◆ **Task brief**
Below is a block of records; repeat all of them exactly.

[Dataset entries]
= = = = =

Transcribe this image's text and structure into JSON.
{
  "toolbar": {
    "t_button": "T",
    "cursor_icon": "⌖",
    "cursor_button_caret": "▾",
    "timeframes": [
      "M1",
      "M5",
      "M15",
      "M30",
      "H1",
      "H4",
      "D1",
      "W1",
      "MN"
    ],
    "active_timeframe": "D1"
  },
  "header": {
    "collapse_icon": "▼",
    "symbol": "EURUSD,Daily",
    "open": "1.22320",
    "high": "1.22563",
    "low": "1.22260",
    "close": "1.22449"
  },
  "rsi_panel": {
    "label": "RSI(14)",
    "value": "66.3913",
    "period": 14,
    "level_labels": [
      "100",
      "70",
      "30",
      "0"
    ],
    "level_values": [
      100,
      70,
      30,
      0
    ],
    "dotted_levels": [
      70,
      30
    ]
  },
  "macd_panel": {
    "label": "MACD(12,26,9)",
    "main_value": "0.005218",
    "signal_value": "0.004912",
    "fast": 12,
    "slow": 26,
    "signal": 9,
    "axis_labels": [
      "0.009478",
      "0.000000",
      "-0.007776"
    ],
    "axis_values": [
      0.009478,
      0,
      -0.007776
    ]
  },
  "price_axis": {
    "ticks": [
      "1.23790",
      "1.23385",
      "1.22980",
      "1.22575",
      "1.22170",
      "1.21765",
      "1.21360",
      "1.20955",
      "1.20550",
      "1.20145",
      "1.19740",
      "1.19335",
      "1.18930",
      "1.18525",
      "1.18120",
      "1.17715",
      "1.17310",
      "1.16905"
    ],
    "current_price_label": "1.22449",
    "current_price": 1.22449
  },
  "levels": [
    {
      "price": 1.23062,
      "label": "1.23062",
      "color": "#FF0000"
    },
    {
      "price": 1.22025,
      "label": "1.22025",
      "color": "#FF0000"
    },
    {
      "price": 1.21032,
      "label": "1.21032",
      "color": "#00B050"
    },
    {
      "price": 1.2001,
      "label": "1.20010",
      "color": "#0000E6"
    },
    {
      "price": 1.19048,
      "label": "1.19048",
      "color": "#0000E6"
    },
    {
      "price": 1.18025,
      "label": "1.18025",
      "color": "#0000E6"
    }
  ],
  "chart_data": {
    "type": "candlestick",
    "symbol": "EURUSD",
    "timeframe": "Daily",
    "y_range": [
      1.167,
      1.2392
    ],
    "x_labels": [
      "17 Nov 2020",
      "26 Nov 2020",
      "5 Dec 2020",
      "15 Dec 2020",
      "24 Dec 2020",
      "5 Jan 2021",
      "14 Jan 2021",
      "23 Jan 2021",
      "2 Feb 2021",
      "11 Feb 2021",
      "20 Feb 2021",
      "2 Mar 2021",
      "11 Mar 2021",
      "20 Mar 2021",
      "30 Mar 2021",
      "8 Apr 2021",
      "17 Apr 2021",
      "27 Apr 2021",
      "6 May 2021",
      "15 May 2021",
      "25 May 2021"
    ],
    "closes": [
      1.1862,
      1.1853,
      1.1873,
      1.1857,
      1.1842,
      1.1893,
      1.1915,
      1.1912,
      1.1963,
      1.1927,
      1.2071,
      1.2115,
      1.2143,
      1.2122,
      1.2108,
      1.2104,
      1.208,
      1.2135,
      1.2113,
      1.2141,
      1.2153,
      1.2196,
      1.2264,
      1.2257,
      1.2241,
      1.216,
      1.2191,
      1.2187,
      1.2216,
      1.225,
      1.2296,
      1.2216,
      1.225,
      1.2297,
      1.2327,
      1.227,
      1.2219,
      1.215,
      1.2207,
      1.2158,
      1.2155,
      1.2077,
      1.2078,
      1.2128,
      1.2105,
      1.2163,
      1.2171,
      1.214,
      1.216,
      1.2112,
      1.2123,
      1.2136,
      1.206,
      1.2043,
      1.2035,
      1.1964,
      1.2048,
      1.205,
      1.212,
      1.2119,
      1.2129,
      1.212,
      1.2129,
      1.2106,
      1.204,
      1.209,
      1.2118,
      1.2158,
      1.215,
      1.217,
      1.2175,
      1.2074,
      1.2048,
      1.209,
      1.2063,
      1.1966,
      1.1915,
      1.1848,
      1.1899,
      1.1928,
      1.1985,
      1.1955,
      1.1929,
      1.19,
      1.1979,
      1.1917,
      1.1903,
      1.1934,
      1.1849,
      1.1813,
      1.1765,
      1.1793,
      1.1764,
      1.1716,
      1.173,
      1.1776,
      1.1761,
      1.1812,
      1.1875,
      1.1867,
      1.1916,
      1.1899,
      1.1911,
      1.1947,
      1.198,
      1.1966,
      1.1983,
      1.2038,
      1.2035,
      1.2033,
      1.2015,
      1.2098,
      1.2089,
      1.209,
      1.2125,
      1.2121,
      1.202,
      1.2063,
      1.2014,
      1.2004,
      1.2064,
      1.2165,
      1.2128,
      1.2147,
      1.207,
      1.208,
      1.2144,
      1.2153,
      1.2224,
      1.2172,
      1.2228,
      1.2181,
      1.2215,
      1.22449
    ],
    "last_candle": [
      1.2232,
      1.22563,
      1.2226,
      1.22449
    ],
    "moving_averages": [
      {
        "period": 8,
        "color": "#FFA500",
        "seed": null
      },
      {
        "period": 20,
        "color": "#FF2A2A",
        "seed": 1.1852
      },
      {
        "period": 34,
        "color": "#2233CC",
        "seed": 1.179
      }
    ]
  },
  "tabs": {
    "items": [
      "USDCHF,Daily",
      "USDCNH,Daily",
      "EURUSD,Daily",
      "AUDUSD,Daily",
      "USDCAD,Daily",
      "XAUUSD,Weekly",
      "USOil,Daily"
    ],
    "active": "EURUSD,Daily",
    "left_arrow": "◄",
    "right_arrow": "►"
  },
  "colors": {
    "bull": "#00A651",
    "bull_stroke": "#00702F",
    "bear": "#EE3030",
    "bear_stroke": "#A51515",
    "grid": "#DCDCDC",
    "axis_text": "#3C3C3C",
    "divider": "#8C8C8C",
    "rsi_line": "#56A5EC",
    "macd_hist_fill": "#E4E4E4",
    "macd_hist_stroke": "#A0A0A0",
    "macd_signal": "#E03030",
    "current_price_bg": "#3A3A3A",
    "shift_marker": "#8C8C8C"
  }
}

= = = = =

◆ **Finished answer**
Transcribe this image's text and structure into JSON.
{
  "toolbar": {
    "t_button": "T",
    "cursor_icon": "⌖",
    "cursor_button_caret": "▾",
    "timeframes": [
      "M1",
      "M5",
      "M15",
      "M30",
      "H1",
      "H4",
      "D1",
      "W1",
      "MN"
    ],
    "active_timeframe": "D1"
  },
  "header": {
    "collapse_icon": "▼",
    "symbol": "EURUSD,Daily",
    "open": "1.22320",
    "high": "1.22563",
    "low": "1.22260",
    "close": "1.22449"
  },
  "rsi_panel": {
    "label": "RSI(14)",
    "value": "66.3913",
    "period": 14,
    "level_labels": [
      "100",
      "70",
      "30",
      "0"
    ],
    "level_values": [
      100,
      70,
      30,
      0
    ],
    "dotted_levels": [
      70,
      30
    ]
  },
  "macd_panel": {
    "label": "MACD(12,26,9)",
    "main_value": "0.005218",
    "signal_value": "0.004912",
    "fast": 12,
    "slow": 26,
    "signal": 9,
    "axis_labels": [
      "0.009478",
      "0.000000",
      "-0.007776"
    ],
    "axis_values": [
      0.009478,
      0,
      -0.007776
    ]
  },
  "price_axis": {
    "ticks": [
      "1.23790",
      "1.23385",
      "1.22980",
      "1.22575",
      "1.22170",
      "1.21765",
      "1.21360",
      "1.20955",
      "1.20550",
      "1.20145",
      "1.19740",
      "1.19335",
      "1.18930",
      "1.18525",
      "1.18120",
      "1.17715",
      "1.17310",
      "1.16905"
    ],
    "current_price_label": "1.22449",
    "current_price": 1.22449
  },
  "levels": [
    {
      "price": 1.23062,
      "label": "1.23062",
      "color": "#FF0000"
    },
    {
      "price": 1.22025,
      "label": "1.22025",
      "color": "#FF0000"
    },
    {
      "price": 1.21032,
      "label": "1.21032",
      "color": "#00B050"
    },
    {
      "price": 1.2001,
      "label": "1.20010",
      "color": "#0000E6"
    },
    {
      "price": 1.19048,
      "label": "1.19048",
      "color": "#0000E6"
    },
    {
      "price": 1.18025,
      "label": "1.18025",
      "color": "#0000E6"
    }
  ],
  "chart_data": {
    "type": "candlestick",
    "symbol": "EURUSD",
    "timeframe": "Daily",
    "y_range": [
      1.167,
      1.2392
    ],
    "x_labels": [
      "17 Nov 2020",
      "26 Nov 2020",
      "5 Dec 2020",
      "15 Dec 2020",
      "24 Dec 2020",
      "5 Jan 2021",
      "14 Jan 2021",
      "23 Jan 2021",
      "2 Feb 2021",
      "11 Feb 2021",
      "20 Feb 2021",
      "2 Mar 2021",
      "11 Mar 2021",
      "20 Mar 2021",
      "30 Mar 2021",
      "8 Apr 2021",
      "17 Apr 2021",
      "27 Apr 2021",
      "6 May 2021",
      "15 May 2021",
      "25 May 2021"
    ],
    "closes": [
      1.1862,
      1.1853,
      1.1873,
      1.1857,
      1.1842,
      1.1893,
      1.1915,
      1.1912,
      1.1963,
      1.1927,
      1.2071,
      1.2115,
      1.2143,
      1.2122,
      1.2108,
      1.2104,
      1.208,
      1.2135,
      1.2113,
      1.2141,
      1.2153,
      1.2196,
      1.2264,
      1.2257,
      1.2241,
      1.216,
      1.2191,
      1.2187,
      1.2216,
      1.225,
      1.2296,
      1.2216,
      1.225,
      1.2297,
      1.2327,
      1.227,
      1.2219,
      1.215,
      1.2207,
      1.2158,
      1.2155,
      1.2077,
      1.2078,
      1.2128,
      1.2105,
      1.2163,
      1.2171,
      1.214,
      1.216,
      1.2112,
      1.2123,
      1.2136,
      1.206,
      1.2043,
      1.2035,
      1.1964,
      1.2048,
      1.205,
      1.212,
      1.2119,
      1.2129,
      1.212,
      1.2129,
      1.2106,
      1.204,
      1.209,
      1.2118,
      1.2158,
      1.215,
      1.217,
      1.2175,
      1.2074,
      1.2048,
      1.209,
      1.2063,
      1.1966,
      1.1915,
      1.1848,
      1.1899,
      1.1928,
      1.1985,
      1.1955,
      1.1929,
      1.19,
      1.1979,
      1.1917,
      1.1903,
      1.1934,
      1.1849,
      1.1813,
      1.1765,
      1.1793,
      1.1764,
      1.1716,
      1.173,
      1.1776,
      1.1761,
      1.1812,
      1.1875,
      1.1867,
      1.1916,
      1.1899,
      1.1911,
      1.1947,
      1.198,
      1.1966,
      1.1983,
      1.2038,
      1.2035,
      1.2033,
      1.2015,
      1.2098,
      1.2089,
      1.209,
      1.2125,
      1.2121,
      1.202,
      1.2063,
      1.2014,
      1.2004,
      1.2064,
      1.2165,
      1.2128,
      1.2147,
      1.207,
      1.208,
      1.2144,
      1.2153,
      1.2224,
      1.2172,
      1.2228,
      1.2181,
      1.2215,
      1.22449
    ],
    "last_candle": [
      1.2232,
      1.22563,
      1.2226,
      1.22449
    ],
    "moving_averages": [
      {
        "period": 8,
        "color": "#FFA500",
        "seed": null
      },
      {
        "period": 20,
        "color": "#FF2A2A",
        "seed": 1.1852
      },
      {
        "period": 34,
        "color": "#2233CC",
        "seed": 1.179
      }
    ]
  },
  "tabs": {
    "items": [
      "USDCHF,Daily",
      "USDCNH,Daily",
      "EURUSD,Daily",
      "AUDUSD,Daily",
      "USDCAD,Daily",
      "XAUUSD,Weekly",
      "USOil,Daily"
    ],
    "active": "EURUSD,Daily",
    "left_arrow": "◄",
    "right_arrow": "►"
  },
  "colors": {
    "bull": "#00A651",
    "bull_stroke": "#00702F",
    "bear": "#EE3030",
    "bear_stroke": "#A51515",
    "grid": "#DCDCDC",
    "axis_text": "#3C3C3C",
    "divider": "#8C8C8C",
    "rsi_line": "#56A5EC",
    "macd_hist_fill": "#E4E4E4",
    "macd_hist_stroke": "#A0A0A0",
    "macd_signal": "#E03030",
    "current_price_bg": "#3A3A3A",
    "shift_marker": "#8C8C8C"
  }
}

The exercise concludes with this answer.